- _Instruction_: Leave out the images; return the rest of the data exactly.

- _Material supplied_:
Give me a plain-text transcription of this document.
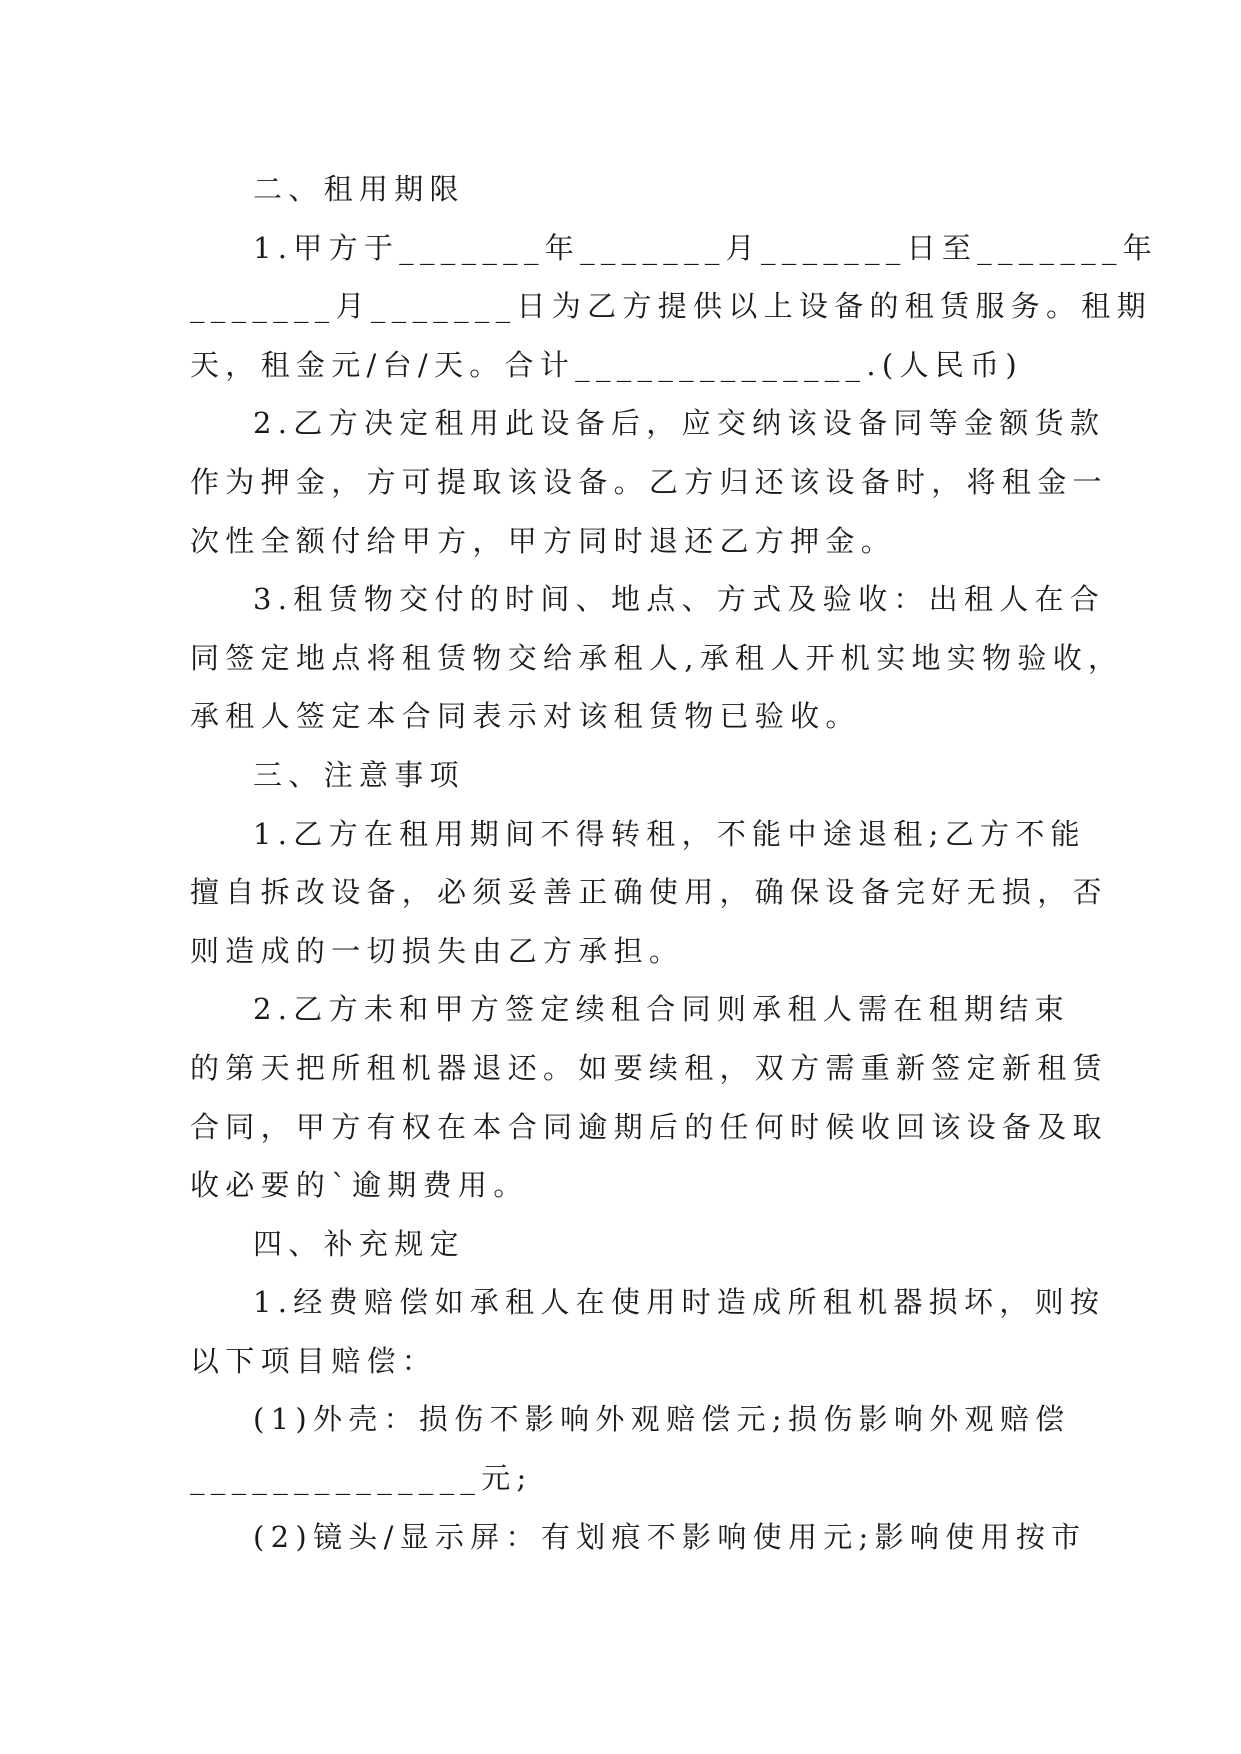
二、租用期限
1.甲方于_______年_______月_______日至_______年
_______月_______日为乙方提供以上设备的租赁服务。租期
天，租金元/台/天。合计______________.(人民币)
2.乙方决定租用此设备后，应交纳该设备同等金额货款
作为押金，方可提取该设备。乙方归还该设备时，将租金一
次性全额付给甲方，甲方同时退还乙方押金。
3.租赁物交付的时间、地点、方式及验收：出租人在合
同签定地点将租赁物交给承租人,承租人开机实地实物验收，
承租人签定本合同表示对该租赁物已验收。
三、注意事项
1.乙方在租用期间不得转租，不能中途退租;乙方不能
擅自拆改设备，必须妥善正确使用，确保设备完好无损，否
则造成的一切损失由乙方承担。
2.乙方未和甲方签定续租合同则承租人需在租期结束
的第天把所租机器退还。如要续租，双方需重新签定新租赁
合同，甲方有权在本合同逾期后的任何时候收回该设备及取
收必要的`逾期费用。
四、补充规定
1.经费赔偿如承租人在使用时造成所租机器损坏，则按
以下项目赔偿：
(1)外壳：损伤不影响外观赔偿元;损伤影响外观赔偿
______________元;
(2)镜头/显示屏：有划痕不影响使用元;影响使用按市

- _The result_:
Give me a plain-text transcription of this document.
二、租用期限
1.甲方于_______年_______月_______日至_______年
_______月_______日为乙方提供以上设备的租赁服务。租期
天，租金元/台/天。合计______________.(人民币)
2.乙方决定租用此设备后，应交纳该设备同等金额货款
作为押金，方可提取该设备。乙方归还该设备时，将租金一
次性全额付给甲方，甲方同时退还乙方押金。
3.租赁物交付的时间、地点、方式及验收：出租人在合
同签定地点将租赁物交给承租人,承租人开机实地实物验收，
承租人签定本合同表示对该租赁物已验收。
三、注意事项
1.乙方在租用期间不得转租，不能中途退租;乙方不能
擅自拆改设备，必须妥善正确使用，确保设备完好无损，否
则造成的一切损失由乙方承担。
2.乙方未和甲方签定续租合同则承租人需在租期结束
的第天把所租机器退还。如要续租，双方需重新签定新租赁
合同，甲方有权在本合同逾期后的任何时候收回该设备及取
收必要的`逾期费用。
四、补充规定
1.经费赔偿如承租人在使用时造成所租机器损坏，则按
以下项目赔偿：
(1)外壳：损伤不影响外观赔偿元;损伤影响外观赔偿
______________元;
(2)镜头/显示屏：有划痕不影响使用元;影响使用按市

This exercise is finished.